# Requirements:
Copy each line of the records that contains the word "instrument".

Dataset records

* BEGIN *

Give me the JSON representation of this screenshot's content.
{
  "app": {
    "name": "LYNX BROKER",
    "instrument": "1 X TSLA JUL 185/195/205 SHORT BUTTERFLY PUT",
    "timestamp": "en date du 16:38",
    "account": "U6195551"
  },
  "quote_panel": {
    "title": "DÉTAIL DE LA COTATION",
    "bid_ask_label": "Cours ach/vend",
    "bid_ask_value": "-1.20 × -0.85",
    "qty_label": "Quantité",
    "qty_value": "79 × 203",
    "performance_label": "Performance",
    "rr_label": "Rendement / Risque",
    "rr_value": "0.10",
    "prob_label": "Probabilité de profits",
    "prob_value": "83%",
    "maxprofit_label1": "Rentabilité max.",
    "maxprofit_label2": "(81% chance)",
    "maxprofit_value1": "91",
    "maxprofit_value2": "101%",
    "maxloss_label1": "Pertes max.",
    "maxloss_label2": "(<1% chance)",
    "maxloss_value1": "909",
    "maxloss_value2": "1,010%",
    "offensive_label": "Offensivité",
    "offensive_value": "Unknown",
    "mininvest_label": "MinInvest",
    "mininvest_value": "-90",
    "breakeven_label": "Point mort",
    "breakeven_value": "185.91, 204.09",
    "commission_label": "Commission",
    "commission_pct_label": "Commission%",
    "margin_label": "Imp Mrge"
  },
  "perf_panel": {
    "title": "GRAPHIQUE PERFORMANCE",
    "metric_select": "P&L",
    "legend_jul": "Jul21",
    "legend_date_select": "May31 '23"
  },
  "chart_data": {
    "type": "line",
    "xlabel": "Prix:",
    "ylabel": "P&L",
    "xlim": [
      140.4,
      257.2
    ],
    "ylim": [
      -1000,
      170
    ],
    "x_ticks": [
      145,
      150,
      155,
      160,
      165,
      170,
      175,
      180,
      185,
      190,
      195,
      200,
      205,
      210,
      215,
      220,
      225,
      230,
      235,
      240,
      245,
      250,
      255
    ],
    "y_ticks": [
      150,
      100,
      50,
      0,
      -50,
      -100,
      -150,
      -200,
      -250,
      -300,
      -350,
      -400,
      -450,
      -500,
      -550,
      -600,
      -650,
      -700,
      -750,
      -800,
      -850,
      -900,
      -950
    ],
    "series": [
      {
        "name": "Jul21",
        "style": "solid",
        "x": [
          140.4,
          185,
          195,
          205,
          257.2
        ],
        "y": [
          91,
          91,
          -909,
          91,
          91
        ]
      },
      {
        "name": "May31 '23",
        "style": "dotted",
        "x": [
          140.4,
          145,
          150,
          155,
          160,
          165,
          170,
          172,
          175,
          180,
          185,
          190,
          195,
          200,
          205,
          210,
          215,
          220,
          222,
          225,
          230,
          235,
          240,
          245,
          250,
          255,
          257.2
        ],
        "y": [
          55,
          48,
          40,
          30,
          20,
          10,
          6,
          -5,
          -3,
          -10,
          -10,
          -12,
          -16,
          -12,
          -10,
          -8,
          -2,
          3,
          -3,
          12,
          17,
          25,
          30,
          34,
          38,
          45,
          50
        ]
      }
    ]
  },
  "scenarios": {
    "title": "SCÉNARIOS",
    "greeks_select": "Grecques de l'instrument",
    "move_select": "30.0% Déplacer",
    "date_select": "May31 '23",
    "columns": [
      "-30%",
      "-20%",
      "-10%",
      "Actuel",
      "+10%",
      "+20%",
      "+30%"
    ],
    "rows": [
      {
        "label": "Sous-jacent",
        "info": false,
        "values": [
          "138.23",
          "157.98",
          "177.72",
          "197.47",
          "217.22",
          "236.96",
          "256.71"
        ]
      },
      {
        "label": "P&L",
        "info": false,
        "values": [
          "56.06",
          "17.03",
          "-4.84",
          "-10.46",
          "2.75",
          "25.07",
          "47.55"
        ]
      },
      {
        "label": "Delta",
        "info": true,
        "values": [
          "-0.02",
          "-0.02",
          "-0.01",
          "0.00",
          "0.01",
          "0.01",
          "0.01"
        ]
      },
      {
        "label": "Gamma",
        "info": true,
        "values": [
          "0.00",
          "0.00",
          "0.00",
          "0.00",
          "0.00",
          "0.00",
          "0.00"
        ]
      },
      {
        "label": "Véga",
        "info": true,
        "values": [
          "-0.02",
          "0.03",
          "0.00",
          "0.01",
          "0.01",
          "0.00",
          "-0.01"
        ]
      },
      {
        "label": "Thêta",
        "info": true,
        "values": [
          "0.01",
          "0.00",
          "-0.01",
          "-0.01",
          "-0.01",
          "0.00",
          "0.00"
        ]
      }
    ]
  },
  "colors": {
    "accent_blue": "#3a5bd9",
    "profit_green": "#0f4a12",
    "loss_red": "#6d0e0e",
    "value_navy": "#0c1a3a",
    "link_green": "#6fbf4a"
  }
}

* END *

# Task solution:
    "instrument": "1 X TSLA JUL 185/195/205 SHORT BUTTERFLY PUT",
    "greeks_select": "Grecques de l'instrument",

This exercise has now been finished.